» **Stated problem**
Every line of the material is to be quoted verbatim, minus the pictures.

═══ Recorded data

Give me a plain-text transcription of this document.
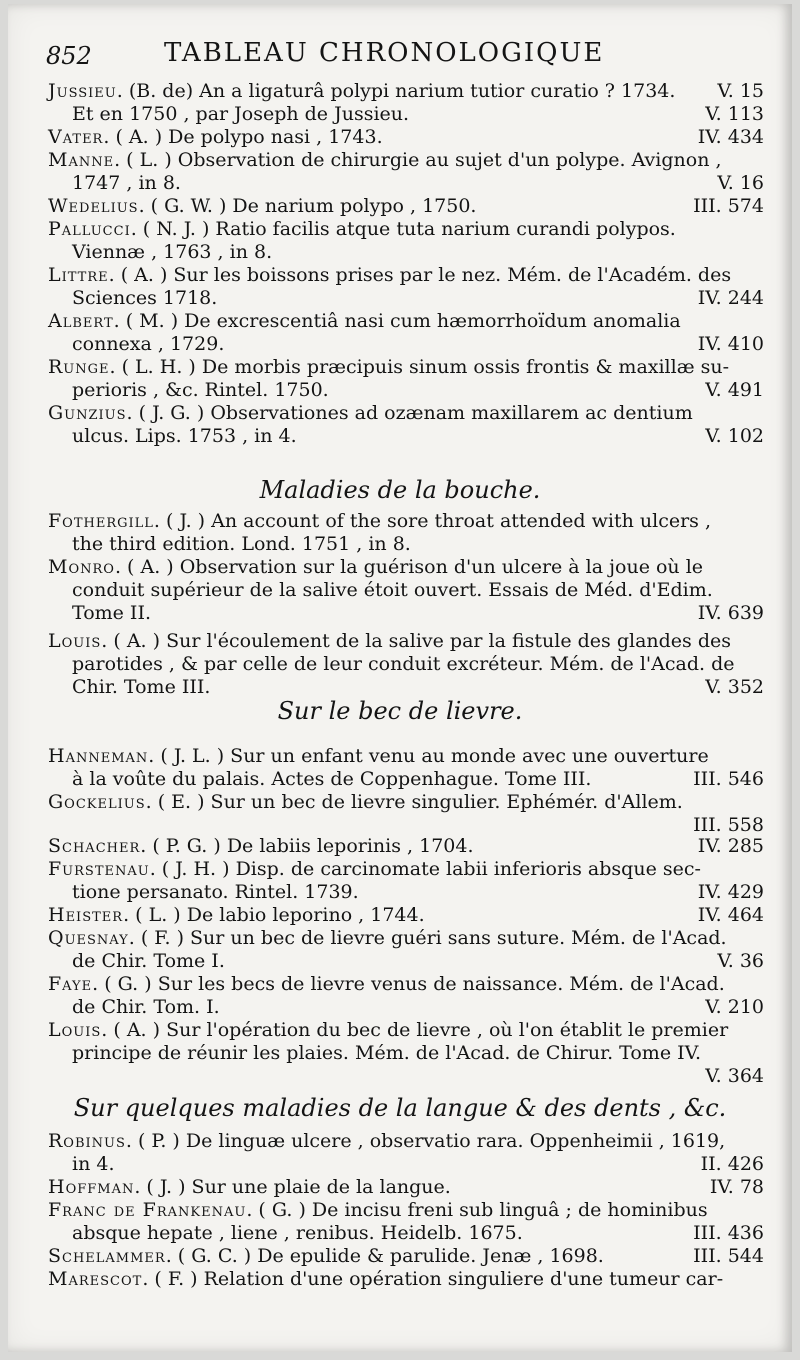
852	TABLEAU CHRONOLOGIQUE
Jussieu. (B. de) An a ligaturâ polypi narium tutior curatio ? 1734. V. 15
Et en 1750 , par Joseph de Jussieu.	V. 113
Vater. ( A. ) De polypo nasi , 1743.	IV. 434
Manne. ( L. ) Observation de chirurgie au sujet d'un polype. Avignon ,
1747 , in 8.	V. 16
Wedelius. ( G. W. ) De narium polypo , 1750.	III. 574
Pallucci. ( N. J. ) Ratio facilis atque tuta narium curandi polypos.
Viennæ , 1763 , in 8.
Littre. ( A. ) Sur les boissons prises par le nez. Mém. de l'Académ. des
Sciences 1718.	IV. 244
Albert. ( M. ) De excrescentiâ nasi cum hæmorrhoïdum anomalia
connexa , 1729.	IV. 410
Runge. ( L. H. ) De morbis præcipuis sinum ossis frontis & maxillæ su-
perioris , &c. Rintel. 1750.	V. 491
Gunzius. ( J. G. ) Observationes ad ozænam maxillarem ac dentium
ulcus. Lips. 1753 , in 4.	V. 102
Maladies de la bouche.
Fothergill. ( J. ) An account of the sore throat attended with ulcers ,
the third edition. Lond. 1751 , in 8.
Monro. ( A. ) Observation sur la guérison d'un ulcere à la joue où le
conduit supérieur de la salive étoit ouvert. Essais de Méd. d'Edim.
Tome II.	IV. 639
Louis. ( A. ) Sur l'écoulement de la salive par la fistule des glandes des
parotides , & par celle de leur conduit excréteur. Mém. de l'Acad. de
Chir. Tome III.	V. 352
Sur le bec de lievre.
Hanneman. ( J. L. ) Sur un enfant venu au monde avec une ouverture
à la voûte du palais. Actes de Coppenhague. Tome III.	III. 546
Gockelius. ( E. ) Sur un bec de lievre singulier. Ephémér. d'Allem.
III. 558
Schacher. ( P. G. ) De labiis leporinis , 1704.	IV. 285
Furstenau. ( J. H. ) Disp. de carcinomate labii inferioris absque sec-
tione persanato. Rintel. 1739.	IV. 429
Heister. ( L. ) De labio leporino , 1744.	IV. 464
Quesnay. ( F. ) Sur un bec de lievre guéri sans suture. Mém. de l'Acad.
de Chir. Tome I.	V. 36
Faye. ( G. ) Sur les becs de lievre venus de naissance. Mém. de l'Acad.
de Chir. Tom. I.	V. 210
Louis. ( A. ) Sur l'opération du bec de lievre , où l'on établit le premier
principe de réunir les plaies. Mém. de l'Acad. de Chirur. Tome IV.
V. 364
Sur quelques maladies de la langue & des dents , &c.
Robinus. ( P. ) De linguæ ulcere , observatio rara. Oppenheimii , 1619,
in 4.	II. 426
Hoffman. ( J. ) Sur une plaie de la langue.	IV. 78
Franc de Frankenau. ( G. ) De incisu freni sub linguâ ; de hominibus
absque hepate , liene , renibus. Heidelb. 1675.	III. 436
Schelammer. ( G. C. ) De epulide & parulide. Jenæ , 1698.	III. 544
Marescot. ( F. ) Relation d'une opération singuliere d'une tumeur car-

══════

» **Result of the task**
Give me a plain-text transcription of this document.
852	TABLEAU CHRONOLOGIQUE
Jussieu. (B. de) An a ligaturâ polypi narium tutior curatio ? 1734. V. 15
Et en 1750 , par Joseph de Jussieu.	V. 113
Vater. ( A. ) De polypo nasi , 1743.	IV. 434
Manne. ( L. ) Observation de chirurgie au sujet d'un polype. Avignon ,
1747 , in 8.	V. 16
Wedelius. ( G. W. ) De narium polypo , 1750.	III. 574
Pallucci. ( N. J. ) Ratio facilis atque tuta narium curandi polypos.
Viennæ , 1763 , in 8.
Littre. ( A. ) Sur les boissons prises par le nez. Mém. de l'Académ. des
Sciences 1718.	IV. 244
Albert. ( M. ) De excrescentiâ nasi cum hæmorrhoïdum anomalia
connexa , 1729.	IV. 410
Runge. ( L. H. ) De morbis præcipuis sinum ossis frontis & maxillæ su-
perioris , &c. Rintel. 1750.	V. 491
Gunzius. ( J. G. ) Observationes ad ozænam maxillarem ac dentium
ulcus. Lips. 1753 , in 4.	V. 102
Maladies de la bouche.
Fothergill. ( J. ) An account of the sore throat attended with ulcers ,
the third edition. Lond. 1751 , in 8.
Monro. ( A. ) Observation sur la guérison d'un ulcere à la joue où le
conduit supérieur de la salive étoit ouvert. Essais de Méd. d'Edim.
Tome II.	IV. 639
Louis. ( A. ) Sur l'écoulement de la salive par la fistule des glandes des
parotides , & par celle de leur conduit excréteur. Mém. de l'Acad. de
Chir. Tome III.	V. 352
Sur le bec de lievre.
Hanneman. ( J. L. ) Sur un enfant venu au monde avec une ouverture
à la voûte du palais. Actes de Coppenhague. Tome III.	III. 546
Gockelius. ( E. ) Sur un bec de lievre singulier. Ephémér. d'Allem.
III. 558
Schacher. ( P. G. ) De labiis leporinis , 1704.	IV. 285
Furstenau. ( J. H. ) Disp. de carcinomate labii inferioris absque sec-
tione persanato. Rintel. 1739.	IV. 429
Heister. ( L. ) De labio leporino , 1744.	IV. 464
Quesnay. ( F. ) Sur un bec de lievre guéri sans suture. Mém. de l'Acad.
de Chir. Tome I.	V. 36
Faye. ( G. ) Sur les becs de lievre venus de naissance. Mém. de l'Acad.
de Chir. Tom. I.	V. 210
Louis. ( A. ) Sur l'opération du bec de lievre , où l'on établit le premier
principe de réunir les plaies. Mém. de l'Acad. de Chirur. Tome IV.
V. 364
Sur quelques maladies de la langue & des dents , &c.
Robinus. ( P. ) De linguæ ulcere , observatio rara. Oppenheimii , 1619,
in 4.	II. 426
Hoffman. ( J. ) Sur une plaie de la langue.	IV. 78
Franc de Frankenau. ( G. ) De incisu freni sub linguâ ; de hominibus
absque hepate , liene , renibus. Heidelb. 1675.	III. 436
Schelammer. ( G. C. ) De epulide & parulide. Jenæ , 1698.	III. 544
Marescot. ( F. ) Relation d'une opération singuliere d'une tumeur car-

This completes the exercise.